## THE TASK
Leave out the pictures and copy everything else below exactly.

--- Begin DATA EXCERPTS ---

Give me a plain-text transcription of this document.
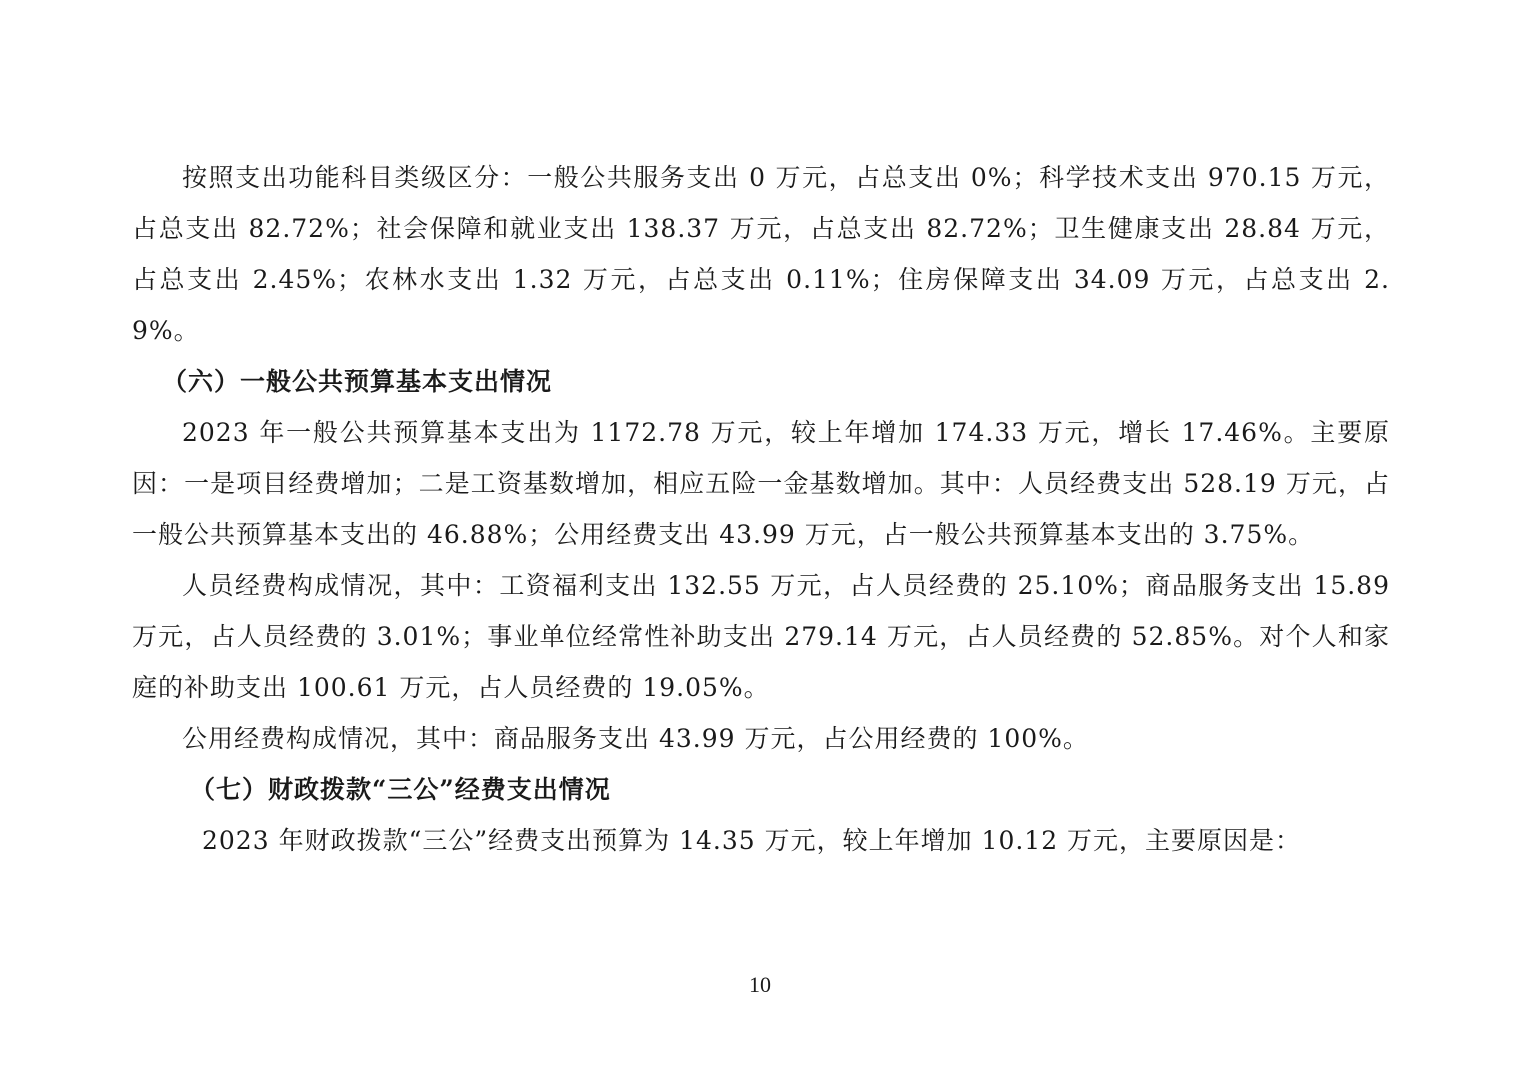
按照支出功能科目类级区分：一般公共服务支出 0 万元，占总支出 0%；科学技术支出 970.15 万元，占总支出 82.72%；社会保障和就业支出 138.37 万元，占总支出 82.72%；卫生健康支出 28.84 万元，占总支出 2.45%；农林水支出 1.32 万元，占总支出 0.11%；住房保障支出 34.09 万元，占总支出 2.9%。

（六）一般公共预算基本支出情况

2023 年一般公共预算基本支出为 1172.78 万元，较上年增加 174.33 万元，增长 17.46%。主要原因：一是项目经费增加；二是工资基数增加，相应五险一金基数增加。其中：人员经费支出 528.19 万元，占一般公共预算基本支出的 46.88%；公用经费支出 43.99 万元，占一般公共预算基本支出的 3.75%。

人员经费构成情况，其中：工资福利支出 132.55 万元，占人员经费的 25.10%；商品服务支出 15.89 万元，占人员经费的 3.01%；事业单位经常性补助支出 279.14 万元，占人员经费的 52.85%。对个人和家庭的补助支出 100.61 万元，占人员经费的 19.05%。

公用经费构成情况，其中：商品服务支出 43.99 万元，占公用经费的 100%。

（七）财政拨款“三公”经费支出情况

2023 年财政拨款“三公”经费支出预算为 14.35 万元，较上年增加 10.12 万元，主要原因是：

10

--- End DATA EXCERPTS ---

## EXERCISE SOLUTION
Give me a plain-text transcription of this document.
按照支出功能科目类级区分：一般公共服务支出 0 万元，占总支出 0%；科学技术支出 970.15 万元，占总支出 82.72%；社会保障和就业支出 138.37 万元，占总支出 82.72%；卫生健康支出 28.84 万元，占总支出 2.45%；农林水支出 1.32 万元，占总支出 0.11%；住房保障支出 34.09 万元，占总支出 2.9%。

（六）一般公共预算基本支出情况

2023 年一般公共预算基本支出为 1172.78 万元，较上年增加 174.33 万元，增长 17.46%。主要原因：一是项目经费增加；二是工资基数增加，相应五险一金基数增加。其中：人员经费支出 528.19 万元，占一般公共预算基本支出的 46.88%；公用经费支出 43.99 万元，占一般公共预算基本支出的 3.75%。

人员经费构成情况，其中：工资福利支出 132.55 万元，占人员经费的 25.10%；商品服务支出 15.89 万元，占人员经费的 3.01%；事业单位经常性补助支出 279.14 万元，占人员经费的 52.85%。对个人和家庭的补助支出 100.61 万元，占人员经费的 19.05%。

公用经费构成情况，其中：商品服务支出 43.99 万元，占公用经费的 100%。

（七）财政拨款“三公”经费支出情况

2023 年财政拨款“三公”经费支出预算为 14.35 万元，较上年增加 10.12 万元，主要原因是：

10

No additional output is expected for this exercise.